Objective 1 → In the basketball player biography, which high school did Waldman play for in Las Vegas?

Selected extract →

H Waldman ('ולדמן אייץ; nickname: H; born January 21, 1972) is an American-Israeli former basketball player. He played the point guard and shooting guard positions. Waldman played in the Israel Basketball Premier League from 1996 to 2001.

Early life

Waldman was born in Las Vegas, Nevada, and is Jewish. His father, an attorney, is Herb Waldman, and his mother is Sharon Waldman. He is 6' 3" (1.88 meters) tall, and weighs 200 pounds (91 kg).

Basketball career
He played basketball in Las Vegas at Clark High School for the Stars. He was the Nevada high school basketball player of the year in 1990, as he scored 17.4 points per game and had 8.3 assists per game. In December 1999, Sports Illustrated named him one of the top 50 Nevada sports figures in the 20th century.

Waldman then attended and played basketball for two seasons for the University of Nevada-Las Vegas. He holds UNLV's record for three-point percentage in one season, as he shot .523 (23 of 44) in 1991-92.

Objective 2 → How many lines of the listing contain the string "want"? Give only the number.

Provided information →
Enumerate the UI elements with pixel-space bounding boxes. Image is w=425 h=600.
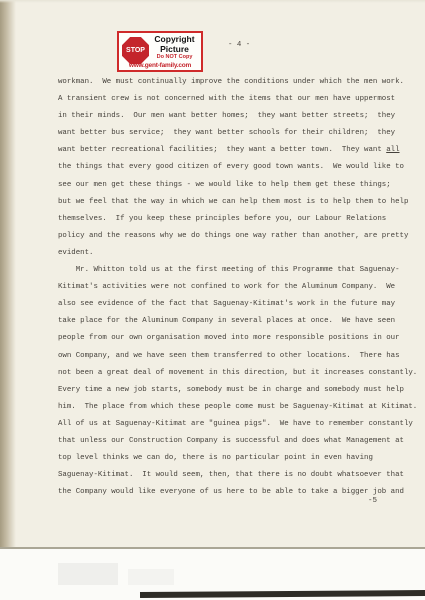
typed-text: the Company would like everyone of us he… bbox=[58, 488, 404, 496]
typed-line: take place for the Aluminum Company in s… bbox=[58, 313, 418, 330]
typed-text: Saguenay-Kitimat. It would seem, then, t… bbox=[58, 471, 404, 479]
paper-sheet: STOP Copyright Picture Do NOT Copy www.g… bbox=[0, 0, 425, 549]
typed-line: Kitimat's activities were not confined t… bbox=[58, 279, 418, 296]
typed-line: see our men get these things - we would … bbox=[58, 177, 418, 194]
typed-line: people from our own organisation moved i… bbox=[58, 330, 418, 347]
stamp-copyright-text: Copyright bbox=[150, 34, 199, 44]
typed-line: workman. We must continually improve the… bbox=[58, 74, 418, 91]
scanner-background bbox=[0, 549, 425, 600]
typed-text: not been a great deal of movement in thi… bbox=[58, 369, 417, 377]
typed-line: in their minds. Our men want better home… bbox=[58, 108, 418, 125]
typed-text: policy and the reasons why we do things … bbox=[58, 232, 408, 240]
typed-line: All of us at Saguenay-Kitimat are "guine… bbox=[58, 416, 418, 433]
scan-smudge bbox=[58, 563, 118, 585]
typed-text: want better recreational facilities; the… bbox=[58, 146, 386, 154]
typed-line: themselves. If you keep these principles… bbox=[58, 211, 418, 228]
typed-line: also see evidence of the fact that Sague… bbox=[58, 296, 418, 313]
typed-line: policy and the reasons why we do things … bbox=[58, 228, 418, 245]
scan-smudge bbox=[128, 569, 174, 585]
typed-text: own Company, and we have seen them trans… bbox=[58, 352, 400, 360]
typed-line: top level thinks we can do, there is no … bbox=[58, 450, 418, 467]
typed-text: also see evidence of the fact that Sague… bbox=[58, 300, 395, 308]
page-number-footer: -5 bbox=[368, 497, 377, 505]
typed-line: him. The place from which these people c… bbox=[58, 399, 418, 416]
typed-line: but we feel that the way in which we can… bbox=[58, 194, 418, 211]
typed-text: Every time a new job starts, somebody mu… bbox=[58, 386, 404, 394]
typed-text: A transient crew is not concerned with t… bbox=[58, 95, 395, 103]
typed-line: Mr. Whitton told us at the first meeting… bbox=[58, 262, 418, 279]
typed-line: want better bus service; they want bette… bbox=[58, 125, 418, 142]
typed-line: A transient crew is not concerned with t… bbox=[58, 91, 418, 108]
typed-text: that unless our Construction Company is … bbox=[58, 437, 404, 445]
underlined-word: all bbox=[386, 146, 399, 154]
typed-text: want better bus service; they want bette… bbox=[58, 129, 395, 137]
typed-line: want better recreational facilities; the… bbox=[58, 142, 418, 159]
page-number-header: - 4 - bbox=[228, 41, 250, 49]
typed-line: the Company would like everyone of us he… bbox=[58, 484, 418, 501]
copyright-stamp: STOP Copyright Picture Do NOT Copy www.g… bbox=[117, 31, 203, 72]
typed-line: own Company, and we have seen them trans… bbox=[58, 348, 418, 365]
scan-edge-shadow bbox=[140, 590, 425, 598]
stamp-picture-text: Picture bbox=[150, 44, 199, 54]
stop-sign-icon: STOP bbox=[122, 37, 149, 64]
typed-text: in their minds. Our men want better home… bbox=[58, 112, 395, 120]
typed-line: that unless our Construction Company is … bbox=[58, 433, 418, 450]
typed-text: themselves. If you keep these principles… bbox=[58, 215, 386, 223]
typed-line: not been a great deal of movement in thi… bbox=[58, 365, 418, 382]
typed-text: him. The place from which these people c… bbox=[58, 403, 417, 411]
typed-text: see our men get these things - we would … bbox=[58, 181, 391, 189]
typed-text: Kitimat's activities were not confined t… bbox=[58, 283, 395, 291]
typed-line: the things that every good citizen of ev… bbox=[58, 159, 418, 176]
typed-line: Saguenay-Kitimat. It would seem, then, t… bbox=[58, 467, 418, 484]
stamp-do-not-copy-text: Do NOT Copy bbox=[150, 54, 199, 61]
scanned-document-page: STOP Copyright Picture Do NOT Copy www.g… bbox=[0, 0, 425, 600]
typed-text-block: workman. We must continually improve the… bbox=[58, 74, 418, 501]
stamp-text-column: Copyright Picture Do NOT Copy bbox=[150, 34, 199, 61]
typed-line: Every time a new job starts, somebody mu… bbox=[58, 382, 418, 399]
typed-text: the things that every good citizen of ev… bbox=[58, 163, 404, 171]
typed-text: All of us at Saguenay-Kitimat are "guine… bbox=[58, 420, 413, 428]
typed-text: people from our own organisation moved i… bbox=[58, 334, 400, 342]
stamp-url-text: www.gent-family.com bbox=[119, 62, 201, 70]
typed-line: evident. bbox=[58, 245, 418, 262]
typed-text: but we feel that the way in which we can… bbox=[58, 198, 408, 206]
typed-text: take place for the Aluminum Company in s… bbox=[58, 317, 395, 325]
typed-text: Mr. Whitton told us at the first meeting… bbox=[58, 266, 400, 274]
stop-sign-label: STOP bbox=[126, 47, 145, 54]
typed-text: top level thinks we can do, there is no … bbox=[58, 454, 373, 462]
typed-text: workman. We must continually improve the… bbox=[58, 78, 404, 86]
typed-text: evident. bbox=[58, 249, 93, 257]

Worked answer 1 → Clark High School, for the Stars.

Worked answer 2 → 6